# How to link a Google account to Kindle Fire?



## smp4life (Dec 23, 2011)

It seems to download from the Android Market you need a Google account associated with the Kindle Fire. I don't see a way to do this on the Android Market website. Thoughts?


----------



## Hoosiermama (Dec 28, 2009)

I haven't been able it get it to work. I have an Android phone, so what I've done is install Frostwire on the phone and Fire, then transfer apps from the phone to the Fire. Frostwire installs it in the correct place. If I don't want the app on the phone, then I delete. I have installed GoMarks and Google Reader from my phone to the Fire. There's probably more, but those are the ones I did today.

I don't want to root my Fire and this works for me.

Sent from my Kindle Fire using Tapatalk


----------



## Nulke (Mar 5, 2011)

* DATA LINES:
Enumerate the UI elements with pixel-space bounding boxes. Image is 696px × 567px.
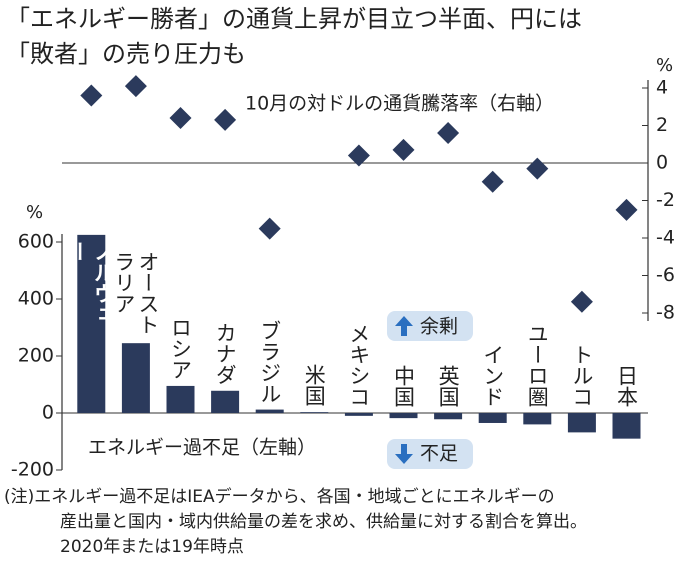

* DIRECTIVE 1: Copy from "## smp4life (Dec" up to and including "works for me." in the Kindle Fire thread.
* DIRECTIVE 2: Continue the thread about linking a Google account to a Kindle Fire, starting from its last line.

* EXERCISE RESPONSE 1:
## smp4life (Dec 23, 2011)

It seems to download from the Android Market you need a Google account associated with the Kindle Fire. I don't see a way to do this on the Android Market website. Thoughts?


----------



## Hoosiermama (Dec 28, 2009)

I haven't been able it get it to work. I have an Android phone, so what I've done is install Frostwire on the phone and Fire, then transfer apps from the phone to the Fire. Frostwire installs it in the correct place. If I don't want the app on the phone, then I delete. I have installed GoMarks and Google Reader from my phone to the Fire. There's probably more, but those are the ones I did today.

I don't want to root my Fire and this works for me.

* EXERCISE RESPONSE 2:
I have not found a work around atm to associate your Fire to your google account without a second android system or rooting. 
However, I've been able to side load other android stores onto my Fire like m.getjar.com and then been able to download APK files for apps not available in the Fire store such as Dolphin Browser HD and the Nook App to my Fire.


----------



## smp4life (Dec 23, 2011)

Thanks guys. I got Frostwire for my android phone and the Fire and moved the ap I need (Dolphin hd browser) to the Fire that way. Seems ridiculous that we have to work around like this though.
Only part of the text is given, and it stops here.